- Task requirements
Output the records exactly. Include every line.

- Raw data
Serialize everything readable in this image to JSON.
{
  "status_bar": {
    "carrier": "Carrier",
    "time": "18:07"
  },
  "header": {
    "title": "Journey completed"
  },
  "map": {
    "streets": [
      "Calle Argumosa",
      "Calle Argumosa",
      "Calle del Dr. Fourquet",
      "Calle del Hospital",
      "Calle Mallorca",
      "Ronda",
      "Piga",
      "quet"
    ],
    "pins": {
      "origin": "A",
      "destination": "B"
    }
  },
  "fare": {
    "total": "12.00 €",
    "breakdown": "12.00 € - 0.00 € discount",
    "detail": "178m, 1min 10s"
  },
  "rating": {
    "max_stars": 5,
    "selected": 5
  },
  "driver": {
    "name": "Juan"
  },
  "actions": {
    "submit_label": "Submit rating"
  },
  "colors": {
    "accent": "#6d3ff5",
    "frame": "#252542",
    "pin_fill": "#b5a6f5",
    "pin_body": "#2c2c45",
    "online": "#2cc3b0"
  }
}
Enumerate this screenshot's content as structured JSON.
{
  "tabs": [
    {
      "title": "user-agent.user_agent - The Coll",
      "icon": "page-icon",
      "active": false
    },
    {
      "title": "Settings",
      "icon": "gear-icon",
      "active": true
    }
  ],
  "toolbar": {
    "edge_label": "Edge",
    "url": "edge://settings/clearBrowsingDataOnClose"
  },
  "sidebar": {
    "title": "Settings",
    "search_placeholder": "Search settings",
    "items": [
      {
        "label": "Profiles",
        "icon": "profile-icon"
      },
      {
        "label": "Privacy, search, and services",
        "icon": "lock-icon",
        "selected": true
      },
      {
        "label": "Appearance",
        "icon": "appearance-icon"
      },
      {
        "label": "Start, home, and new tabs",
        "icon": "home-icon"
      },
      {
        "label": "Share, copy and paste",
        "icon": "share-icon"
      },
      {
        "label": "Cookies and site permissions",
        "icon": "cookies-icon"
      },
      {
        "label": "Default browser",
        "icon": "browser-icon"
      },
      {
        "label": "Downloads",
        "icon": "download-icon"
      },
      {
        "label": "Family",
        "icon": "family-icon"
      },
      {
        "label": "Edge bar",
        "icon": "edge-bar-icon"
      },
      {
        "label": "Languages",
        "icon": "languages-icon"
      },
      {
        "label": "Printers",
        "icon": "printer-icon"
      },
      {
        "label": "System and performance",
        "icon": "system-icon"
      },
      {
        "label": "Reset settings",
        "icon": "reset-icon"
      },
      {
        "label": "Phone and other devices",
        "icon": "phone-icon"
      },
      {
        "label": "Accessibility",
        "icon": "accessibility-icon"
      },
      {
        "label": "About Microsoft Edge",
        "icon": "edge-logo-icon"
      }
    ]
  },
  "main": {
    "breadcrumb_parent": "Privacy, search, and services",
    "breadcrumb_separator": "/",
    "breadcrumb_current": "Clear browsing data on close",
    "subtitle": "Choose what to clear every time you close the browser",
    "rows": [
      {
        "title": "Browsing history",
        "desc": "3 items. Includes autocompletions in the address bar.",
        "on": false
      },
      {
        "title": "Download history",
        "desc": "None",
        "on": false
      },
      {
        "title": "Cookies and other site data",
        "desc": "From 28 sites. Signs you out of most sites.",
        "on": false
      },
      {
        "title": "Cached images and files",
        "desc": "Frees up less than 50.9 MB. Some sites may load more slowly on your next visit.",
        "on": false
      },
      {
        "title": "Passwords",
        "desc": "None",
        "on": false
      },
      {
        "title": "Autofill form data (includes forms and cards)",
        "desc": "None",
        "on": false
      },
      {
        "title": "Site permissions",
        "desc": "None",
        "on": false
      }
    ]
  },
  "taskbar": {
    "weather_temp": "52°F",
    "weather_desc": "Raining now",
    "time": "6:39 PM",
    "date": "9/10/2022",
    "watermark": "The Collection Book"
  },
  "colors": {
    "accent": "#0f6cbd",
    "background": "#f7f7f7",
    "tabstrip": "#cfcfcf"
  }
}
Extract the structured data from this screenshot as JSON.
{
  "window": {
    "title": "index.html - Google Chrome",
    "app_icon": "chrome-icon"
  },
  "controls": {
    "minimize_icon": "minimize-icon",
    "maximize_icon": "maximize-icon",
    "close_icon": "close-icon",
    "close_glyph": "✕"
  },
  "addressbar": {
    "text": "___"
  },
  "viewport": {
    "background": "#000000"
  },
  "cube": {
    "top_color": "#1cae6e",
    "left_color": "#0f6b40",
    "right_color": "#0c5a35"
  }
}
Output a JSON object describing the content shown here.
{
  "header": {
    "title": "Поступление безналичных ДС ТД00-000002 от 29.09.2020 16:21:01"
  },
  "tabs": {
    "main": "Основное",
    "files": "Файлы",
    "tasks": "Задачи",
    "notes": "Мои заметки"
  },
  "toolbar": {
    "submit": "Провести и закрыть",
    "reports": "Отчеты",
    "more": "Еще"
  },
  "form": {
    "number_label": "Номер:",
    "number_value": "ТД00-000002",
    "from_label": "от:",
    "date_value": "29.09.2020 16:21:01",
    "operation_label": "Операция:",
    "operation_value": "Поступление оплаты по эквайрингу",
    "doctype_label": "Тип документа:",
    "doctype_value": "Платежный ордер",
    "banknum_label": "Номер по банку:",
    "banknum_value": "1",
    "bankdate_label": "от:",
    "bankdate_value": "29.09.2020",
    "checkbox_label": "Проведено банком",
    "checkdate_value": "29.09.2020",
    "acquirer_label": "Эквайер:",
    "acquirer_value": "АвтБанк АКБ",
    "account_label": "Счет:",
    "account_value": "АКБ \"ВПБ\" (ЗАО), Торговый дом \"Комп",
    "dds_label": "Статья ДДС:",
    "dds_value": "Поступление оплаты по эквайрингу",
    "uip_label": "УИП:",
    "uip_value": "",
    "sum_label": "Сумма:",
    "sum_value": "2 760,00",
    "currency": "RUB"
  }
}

- Correct response
Serialize everything readable in this image to JSON.
{
  "status_bar": {
    "carrier": "Carrier",
    "time": "18:07"
  },
  "header": {
    "title": "Journey completed"
  },
  "map": {
    "streets": [
      "Calle Argumosa",
      "Calle Argumosa",
      "Calle del Dr. Fourquet",
      "Calle del Hospital",
      "Calle Mallorca",
      "Ronda",
      "Piga",
      "quet"
    ],
    "pins": {
      "origin": "A",
      "destination": "B"
    }
  },
  "fare": {
    "total": "12.00 €",
    "breakdown": "12.00 € - 0.00 € discount",
    "detail": "178m, 1min 10s"
  },
  "rating": {
    "max_stars": 5,
    "selected": 5
  },
  "driver": {
    "name": "Juan"
  },
  "actions": {
    "submit_label": "Submit rating"
  },
  "colors": {
    "accent": "#6d3ff5",
    "frame": "#252542",
    "pin_fill": "#b5a6f5",
    "pin_body": "#2c2c45",
    "online": "#2cc3b0"
  }
}
Enumerate this screenshot's content as structured JSON.
{
  "tabs": [
    {
      "title": "user-agent.user_agent - The Coll",
      "icon": "page-icon",
      "active": false
    },
    {
      "title": "Settings",
      "icon": "gear-icon",
      "active": true
    }
  ],
  "toolbar": {
    "edge_label": "Edge",
    "url": "edge://settings/clearBrowsingDataOnClose"
  },
  "sidebar": {
    "title": "Settings",
    "search_placeholder": "Search settings",
    "items": [
      {
        "label": "Profiles",
        "icon": "profile-icon"
      },
      {
        "label": "Privacy, search, and services",
        "icon": "lock-icon",
        "selected": true
      },
      {
        "label": "Appearance",
        "icon": "appearance-icon"
      },
      {
        "label": "Start, home, and new tabs",
        "icon": "home-icon"
      },
      {
        "label": "Share, copy and paste",
        "icon": "share-icon"
      },
      {
        "label": "Cookies and site permissions",
        "icon": "cookies-icon"
      },
      {
        "label": "Default browser",
        "icon": "browser-icon"
      },
      {
        "label": "Downloads",
        "icon": "download-icon"
      },
      {
        "label": "Family",
        "icon": "family-icon"
      },
      {
        "label": "Edge bar",
        "icon": "edge-bar-icon"
      },
      {
        "label": "Languages",
        "icon": "languages-icon"
      },
      {
        "label": "Printers",
        "icon": "printer-icon"
      },
      {
        "label": "System and performance",
        "icon": "system-icon"
      },
      {
        "label": "Reset settings",
        "icon": "reset-icon"
      },
      {
        "label": "Phone and other devices",
        "icon": "phone-icon"
      },
      {
        "label": "Accessibility",
        "icon": "accessibility-icon"
      },
      {
        "label": "About Microsoft Edge",
        "icon": "edge-logo-icon"
      }
    ]
  },
  "main": {
    "breadcrumb_parent": "Privacy, search, and services",
    "breadcrumb_separator": "/",
    "breadcrumb_current": "Clear browsing data on close",
    "subtitle": "Choose what to clear every time you close the browser",
    "rows": [
      {
        "title": "Browsing history",
        "desc": "3 items. Includes autocompletions in the address bar.",
        "on": false
      },
      {
        "title": "Download history",
        "desc": "None",
        "on": false
      },
      {
        "title": "Cookies and other site data",
        "desc": "From 28 sites. Signs you out of most sites.",
        "on": false
      },
      {
        "title": "Cached images and files",
        "desc": "Frees up less than 50.9 MB. Some sites may load more slowly on your next visit.",
        "on": false
      },
      {
        "title": "Passwords",
        "desc": "None",
        "on": false
      },
      {
        "title": "Autofill form data (includes forms and cards)",
        "desc": "None",
        "on": false
      },
      {
        "title": "Site permissions",
        "desc": "None",
        "on": false
      }
    ]
  },
  "taskbar": {
    "weather_temp": "52°F",
    "weather_desc": "Raining now",
    "time": "6:39 PM",
    "date": "9/10/2022",
    "watermark": "The Collection Book"
  },
  "colors": {
    "accent": "#0f6cbd",
    "background": "#f7f7f7",
    "tabstrip": "#cfcfcf"
  }
}
Extract the structured data from this screenshot as JSON.
{
  "window": {
    "title": "index.html - Google Chrome",
    "app_icon": "chrome-icon"
  },
  "controls": {
    "minimize_icon": "minimize-icon",
    "maximize_icon": "maximize-icon",
    "close_icon": "close-icon",
    "close_glyph": "✕"
  },
  "addressbar": {
    "text": "___"
  },
  "viewport": {
    "background": "#000000"
  },
  "cube": {
    "top_color": "#1cae6e",
    "left_color": "#0f6b40",
    "right_color": "#0c5a35"
  }
}
Output a JSON object describing the content shown here.
{
  "header": {
    "title": "Поступление безналичных ДС ТД00-000002 от 29.09.2020 16:21:01"
  },
  "tabs": {
    "main": "Основное",
    "files": "Файлы",
    "tasks": "Задачи",
    "notes": "Мои заметки"
  },
  "toolbar": {
    "submit": "Провести и закрыть",
    "reports": "Отчеты",
    "more": "Еще"
  },
  "form": {
    "number_label": "Номер:",
    "number_value": "ТД00-000002",
    "from_label": "от:",
    "date_value": "29.09.2020 16:21:01",
    "operation_label": "Операция:",
    "operation_value": "Поступление оплаты по эквайрингу",
    "doctype_label": "Тип документа:",
    "doctype_value": "Платежный ордер",
    "banknum_label": "Номер по банку:",
    "banknum_value": "1",
    "bankdate_label": "от:",
    "bankdate_value": "29.09.2020",
    "checkbox_label": "Проведено банком",
    "checkdate_value": "29.09.2020",
    "acquirer_label": "Эквайер:",
    "acquirer_value": "АвтБанк АКБ",
    "account_label": "Счет:",
    "account_value": "АКБ \"ВПБ\" (ЗАО), Торговый дом \"Комп",
    "dds_label": "Статья ДДС:",
    "dds_value": "Поступление оплаты по эквайрингу",
    "uip_label": "УИП:",
    "uip_value": "",
    "sum_label": "Сумма:",
    "sum_value": "2 760,00",
    "currency": "RUB"
  }
}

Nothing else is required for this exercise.